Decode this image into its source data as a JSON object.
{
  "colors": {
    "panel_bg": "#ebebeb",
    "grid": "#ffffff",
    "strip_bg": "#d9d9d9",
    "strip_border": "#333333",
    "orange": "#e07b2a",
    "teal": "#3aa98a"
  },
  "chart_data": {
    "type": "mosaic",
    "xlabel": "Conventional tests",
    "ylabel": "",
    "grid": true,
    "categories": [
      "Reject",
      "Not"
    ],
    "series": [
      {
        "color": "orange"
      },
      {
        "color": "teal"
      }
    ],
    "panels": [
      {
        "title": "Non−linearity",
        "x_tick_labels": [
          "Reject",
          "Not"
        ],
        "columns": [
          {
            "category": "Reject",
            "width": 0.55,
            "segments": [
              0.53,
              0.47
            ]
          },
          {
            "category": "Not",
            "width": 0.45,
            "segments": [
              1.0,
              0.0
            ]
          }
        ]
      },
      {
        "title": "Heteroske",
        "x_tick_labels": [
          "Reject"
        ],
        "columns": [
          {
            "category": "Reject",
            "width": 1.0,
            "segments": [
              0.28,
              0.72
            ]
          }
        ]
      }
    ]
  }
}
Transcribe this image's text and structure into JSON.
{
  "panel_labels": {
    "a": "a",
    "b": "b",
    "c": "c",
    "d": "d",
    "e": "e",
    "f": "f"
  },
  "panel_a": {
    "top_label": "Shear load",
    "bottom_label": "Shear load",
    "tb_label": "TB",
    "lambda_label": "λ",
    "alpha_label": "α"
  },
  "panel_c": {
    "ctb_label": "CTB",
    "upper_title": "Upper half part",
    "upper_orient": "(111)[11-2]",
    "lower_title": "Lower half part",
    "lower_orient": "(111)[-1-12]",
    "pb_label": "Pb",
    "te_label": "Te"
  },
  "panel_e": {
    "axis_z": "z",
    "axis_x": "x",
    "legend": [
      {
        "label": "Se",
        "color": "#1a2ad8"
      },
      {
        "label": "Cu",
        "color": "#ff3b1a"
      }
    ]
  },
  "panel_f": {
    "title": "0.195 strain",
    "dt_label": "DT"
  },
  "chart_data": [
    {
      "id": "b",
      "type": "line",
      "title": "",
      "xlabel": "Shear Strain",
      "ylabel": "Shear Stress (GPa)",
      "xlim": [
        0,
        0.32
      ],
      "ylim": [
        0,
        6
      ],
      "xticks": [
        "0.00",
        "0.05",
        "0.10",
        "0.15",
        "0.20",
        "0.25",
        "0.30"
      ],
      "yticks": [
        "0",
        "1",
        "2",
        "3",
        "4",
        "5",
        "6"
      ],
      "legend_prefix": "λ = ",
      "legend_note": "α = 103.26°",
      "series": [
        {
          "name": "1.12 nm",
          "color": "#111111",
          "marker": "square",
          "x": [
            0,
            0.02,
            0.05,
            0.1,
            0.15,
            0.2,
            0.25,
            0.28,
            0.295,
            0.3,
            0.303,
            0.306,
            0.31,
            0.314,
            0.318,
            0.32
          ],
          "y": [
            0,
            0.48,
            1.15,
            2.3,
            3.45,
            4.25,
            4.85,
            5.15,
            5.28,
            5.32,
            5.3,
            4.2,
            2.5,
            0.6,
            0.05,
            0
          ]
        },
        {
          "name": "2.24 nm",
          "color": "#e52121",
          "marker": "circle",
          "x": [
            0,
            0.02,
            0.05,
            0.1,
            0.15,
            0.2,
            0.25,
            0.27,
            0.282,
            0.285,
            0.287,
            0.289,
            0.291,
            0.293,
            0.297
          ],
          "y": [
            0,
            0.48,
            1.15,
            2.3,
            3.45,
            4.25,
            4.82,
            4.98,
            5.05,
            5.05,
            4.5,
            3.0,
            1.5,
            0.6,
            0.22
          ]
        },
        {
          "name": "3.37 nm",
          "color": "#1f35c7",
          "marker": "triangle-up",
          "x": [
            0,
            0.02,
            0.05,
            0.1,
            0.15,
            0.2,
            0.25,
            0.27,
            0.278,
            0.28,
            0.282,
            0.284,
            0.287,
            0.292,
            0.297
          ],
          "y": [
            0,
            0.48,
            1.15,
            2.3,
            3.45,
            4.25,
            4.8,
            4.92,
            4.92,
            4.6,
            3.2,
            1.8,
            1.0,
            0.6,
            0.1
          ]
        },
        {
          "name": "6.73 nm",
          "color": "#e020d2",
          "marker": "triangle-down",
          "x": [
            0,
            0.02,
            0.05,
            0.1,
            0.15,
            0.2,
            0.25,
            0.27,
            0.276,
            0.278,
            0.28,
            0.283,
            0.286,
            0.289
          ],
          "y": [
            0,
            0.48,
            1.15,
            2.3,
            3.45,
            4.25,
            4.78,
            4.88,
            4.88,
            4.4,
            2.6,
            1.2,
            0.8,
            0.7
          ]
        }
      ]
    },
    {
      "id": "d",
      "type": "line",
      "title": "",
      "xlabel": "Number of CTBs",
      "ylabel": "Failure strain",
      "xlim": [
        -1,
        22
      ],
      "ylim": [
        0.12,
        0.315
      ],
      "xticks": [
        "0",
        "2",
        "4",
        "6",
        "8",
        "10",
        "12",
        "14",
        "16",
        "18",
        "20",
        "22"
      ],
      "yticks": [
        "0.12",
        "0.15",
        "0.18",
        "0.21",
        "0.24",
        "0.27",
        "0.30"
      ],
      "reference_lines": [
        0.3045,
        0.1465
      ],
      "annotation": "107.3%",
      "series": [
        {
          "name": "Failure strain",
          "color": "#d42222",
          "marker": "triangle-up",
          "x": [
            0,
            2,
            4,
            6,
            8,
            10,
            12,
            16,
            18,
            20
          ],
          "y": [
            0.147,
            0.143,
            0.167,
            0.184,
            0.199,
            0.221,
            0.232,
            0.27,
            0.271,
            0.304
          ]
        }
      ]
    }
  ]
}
====
* _THE PROBLEM_: Copy out every entry again, exactly as it was given.

* _THE RESULT_:
Decode this image into its source data as a JSON object.
{
  "colors": {
    "panel_bg": "#ebebeb",
    "grid": "#ffffff",
    "strip_bg": "#d9d9d9",
    "strip_border": "#333333",
    "orange": "#e07b2a",
    "teal": "#3aa98a"
  },
  "chart_data": {
    "type": "mosaic",
    "xlabel": "Conventional tests",
    "ylabel": "",
    "grid": true,
    "categories": [
      "Reject",
      "Not"
    ],
    "series": [
      {
        "color": "orange"
      },
      {
        "color": "teal"
      }
    ],
    "panels": [
      {
        "title": "Non−linearity",
        "x_tick_labels": [
          "Reject",
          "Not"
        ],
        "columns": [
          {
            "category": "Reject",
            "width": 0.55,
            "segments": [
              0.53,
              0.47
            ]
          },
          {
            "category": "Not",
            "width": 0.45,
            "segments": [
              1.0,
              0.0
            ]
          }
        ]
      },
      {
        "title": "Heteroske",
        "x_tick_labels": [
          "Reject"
        ],
        "columns": [
          {
            "category": "Reject",
            "width": 1.0,
            "segments": [
              0.28,
              0.72
            ]
          }
        ]
      }
    ]
  }
}
Transcribe this image's text and structure into JSON.
{
  "panel_labels": {
    "a": "a",
    "b": "b",
    "c": "c",
    "d": "d",
    "e": "e",
    "f": "f"
  },
  "panel_a": {
    "top_label": "Shear load",
    "bottom_label": "Shear load",
    "tb_label": "TB",
    "lambda_label": "λ",
    "alpha_label": "α"
  },
  "panel_c": {
    "ctb_label": "CTB",
    "upper_title": "Upper half part",
    "upper_orient": "(111)[11-2]",
    "lower_title": "Lower half part",
    "lower_orient": "(111)[-1-12]",
    "pb_label": "Pb",
    "te_label": "Te"
  },
  "panel_e": {
    "axis_z": "z",
    "axis_x": "x",
    "legend": [
      {
        "label": "Se",
        "color": "#1a2ad8"
      },
      {
        "label": "Cu",
        "color": "#ff3b1a"
      }
    ]
  },
  "panel_f": {
    "title": "0.195 strain",
    "dt_label": "DT"
  },
  "chart_data": [
    {
      "id": "b",
      "type": "line",
      "title": "",
      "xlabel": "Shear Strain",
      "ylabel": "Shear Stress (GPa)",
      "xlim": [
        0,
        0.32
      ],
      "ylim": [
        0,
        6
      ],
      "xticks": [
        "0.00",
        "0.05",
        "0.10",
        "0.15",
        "0.20",
        "0.25",
        "0.30"
      ],
      "yticks": [
        "0",
        "1",
        "2",
        "3",
        "4",
        "5",
        "6"
      ],
      "legend_prefix": "λ = ",
      "legend_note": "α = 103.26°",
      "series": [
        {
          "name": "1.12 nm",
          "color": "#111111",
          "marker": "square",
          "x": [
            0,
            0.02,
            0.05,
            0.1,
            0.15,
            0.2,
            0.25,
            0.28,
            0.295,
            0.3,
            0.303,
            0.306,
            0.31,
            0.314,
            0.318,
            0.32
          ],
          "y": [
            0,
            0.48,
            1.15,
            2.3,
            3.45,
            4.25,
            4.85,
            5.15,
            5.28,
            5.32,
            5.3,
            4.2,
            2.5,
            0.6,
            0.05,
            0
          ]
        },
        {
          "name": "2.24 nm",
          "color": "#e52121",
          "marker": "circle",
          "x": [
            0,
            0.02,
            0.05,
            0.1,
            0.15,
            0.2,
            0.25,
            0.27,
            0.282,
            0.285,
            0.287,
            0.289,
            0.291,
            0.293,
            0.297
          ],
          "y": [
            0,
            0.48,
            1.15,
            2.3,
            3.45,
            4.25,
            4.82,
            4.98,
            5.05,
            5.05,
            4.5,
            3.0,
            1.5,
            0.6,
            0.22
          ]
        },
        {
          "name": "3.37 nm",
          "color": "#1f35c7",
          "marker": "triangle-up",
          "x": [
            0,
            0.02,
            0.05,
            0.1,
            0.15,
            0.2,
            0.25,
            0.27,
            0.278,
            0.28,
            0.282,
            0.284,
            0.287,
            0.292,
            0.297
          ],
          "y": [
            0,
            0.48,
            1.15,
            2.3,
            3.45,
            4.25,
            4.8,
            4.92,
            4.92,
            4.6,
            3.2,
            1.8,
            1.0,
            0.6,
            0.1
          ]
        },
        {
          "name": "6.73 nm",
          "color": "#e020d2",
          "marker": "triangle-down",
          "x": [
            0,
            0.02,
            0.05,
            0.1,
            0.15,
            0.2,
            0.25,
            0.27,
            0.276,
            0.278,
            0.28,
            0.283,
            0.286,
            0.289
          ],
          "y": [
            0,
            0.48,
            1.15,
            2.3,
            3.45,
            4.25,
            4.78,
            4.88,
            4.88,
            4.4,
            2.6,
            1.2,
            0.8,
            0.7
          ]
        }
      ]
    },
    {
      "id": "d",
      "type": "line",
      "title": "",
      "xlabel": "Number of CTBs",
      "ylabel": "Failure strain",
      "xlim": [
        -1,
        22
      ],
      "ylim": [
        0.12,
        0.315
      ],
      "xticks": [
        "0",
        "2",
        "4",
        "6",
        "8",
        "10",
        "12",
        "14",
        "16",
        "18",
        "20",
        "22"
      ],
      "yticks": [
        "0.12",
        "0.15",
        "0.18",
        "0.21",
        "0.24",
        "0.27",
        "0.30"
      ],
      "reference_lines": [
        0.3045,
        0.1465
      ],
      "annotation": "107.3%",
      "series": [
        {
          "name": "Failure strain",
          "color": "#d42222",
          "marker": "triangle-up",
          "x": [
            0,
            2,
            4,
            6,
            8,
            10,
            12,
            16,
            18,
            20
          ],
          "y": [
            0.147,
            0.143,
            0.167,
            0.184,
            0.199,
            0.221,
            0.232,
            0.27,
            0.271,
            0.304
          ]
        }
      ]
    }
  ]
}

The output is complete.